#### Task requirements:
Print every entry word for word, but omit the pictures.

— START Records supplied —

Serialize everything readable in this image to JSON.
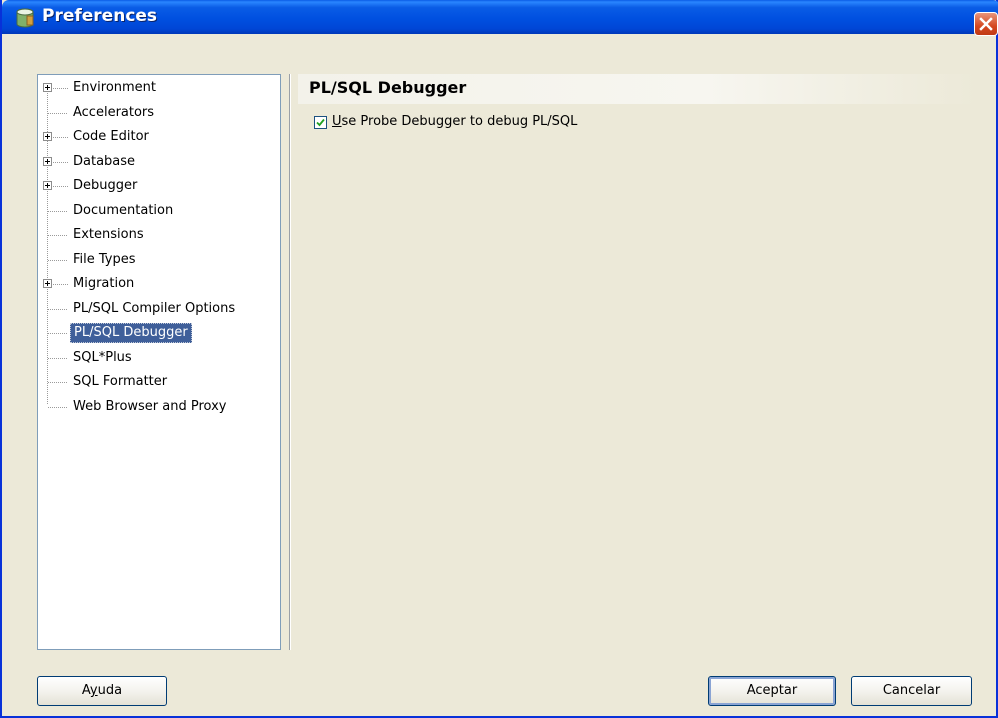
{
  "window": {
    "title": "Preferences"
  },
  "tree": {
    "items": [
      {
        "label": "Environment",
        "expandable": true,
        "selected": false
      },
      {
        "label": "Accelerators",
        "expandable": false,
        "selected": false
      },
      {
        "label": "Code Editor",
        "expandable": true,
        "selected": false
      },
      {
        "label": "Database",
        "expandable": true,
        "selected": false
      },
      {
        "label": "Debugger",
        "expandable": true,
        "selected": false
      },
      {
        "label": "Documentation",
        "expandable": false,
        "selected": false
      },
      {
        "label": "Extensions",
        "expandable": false,
        "selected": false
      },
      {
        "label": "File Types",
        "expandable": false,
        "selected": false
      },
      {
        "label": "Migration",
        "expandable": true,
        "selected": false
      },
      {
        "label": "PL/SQL Compiler Options",
        "expandable": false,
        "selected": false
      },
      {
        "label": "PL/SQL Debugger",
        "expandable": false,
        "selected": true
      },
      {
        "label": "SQL*Plus",
        "expandable": false,
        "selected": false
      },
      {
        "label": "SQL Formatter",
        "expandable": false,
        "selected": false
      },
      {
        "label": "Web Browser and Proxy",
        "expandable": false,
        "selected": false
      }
    ]
  },
  "panel": {
    "title": "PL/SQL Debugger",
    "checkbox": {
      "label_mnemonic": "U",
      "label_rest": "se Probe Debugger to debug PL/SQL",
      "checked": true
    }
  },
  "buttons": {
    "help_pre": "A",
    "help_mnemonic": "y",
    "help_post": "uda",
    "ok": "Aceptar",
    "cancel": "Cancelar"
  },
  "colors": {
    "titlebar": "#0050e0",
    "selection": "#3f5f9a",
    "dialog_bg": "#ece9d8"
  }
}
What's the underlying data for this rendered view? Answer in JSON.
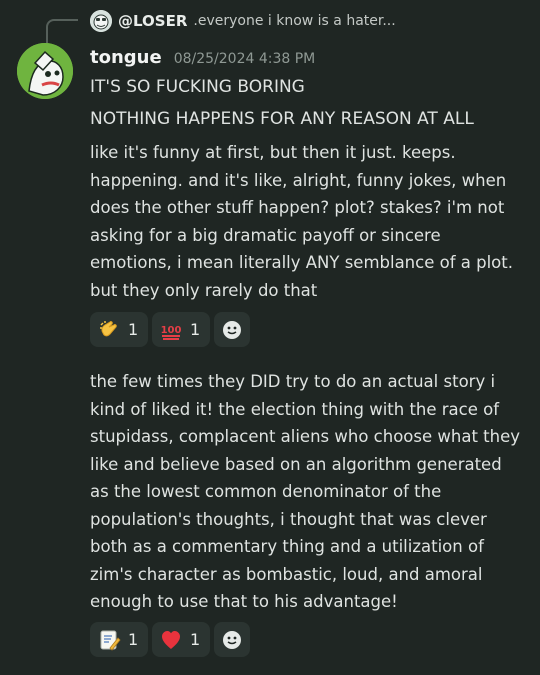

— END Records supplied —

#### Answer in full:
Serialize everything readable in this image to JSON.
{
  "window": {
    "title": "Preferences"
  },
  "tree": {
    "items": [
      {
        "label": "Environment",
        "expandable": true,
        "selected": false
      },
      {
        "label": "Accelerators",
        "expandable": false,
        "selected": false
      },
      {
        "label": "Code Editor",
        "expandable": true,
        "selected": false
      },
      {
        "label": "Database",
        "expandable": true,
        "selected": false
      },
      {
        "label": "Debugger",
        "expandable": true,
        "selected": false
      },
      {
        "label": "Documentation",
        "expandable": false,
        "selected": false
      },
      {
        "label": "Extensions",
        "expandable": false,
        "selected": false
      },
      {
        "label": "File Types",
        "expandable": false,
        "selected": false
      },
      {
        "label": "Migration",
        "expandable": true,
        "selected": false
      },
      {
        "label": "PL/SQL Compiler Options",
        "expandable": false,
        "selected": false
      },
      {
        "label": "PL/SQL Debugger",
        "expandable": false,
        "selected": true
      },
      {
        "label": "SQL*Plus",
        "expandable": false,
        "selected": false
      },
      {
        "label": "SQL Formatter",
        "expandable": false,
        "selected": false
      },
      {
        "label": "Web Browser and Proxy",
        "expandable": false,
        "selected": false
      }
    ]
  },
  "panel": {
    "title": "PL/SQL Debugger",
    "checkbox": {
      "label_mnemonic": "U",
      "label_rest": "se Probe Debugger to debug PL/SQL",
      "checked": true
    }
  },
  "buttons": {
    "help_pre": "A",
    "help_mnemonic": "y",
    "help_post": "uda",
    "ok": "Aceptar",
    "cancel": "Cancelar"
  },
  "colors": {
    "titlebar": "#0050e0",
    "selection": "#3f5f9a",
    "dialog_bg": "#ece9d8"
  }
}
What's the underlying data for this rendered view? Answer in JSON.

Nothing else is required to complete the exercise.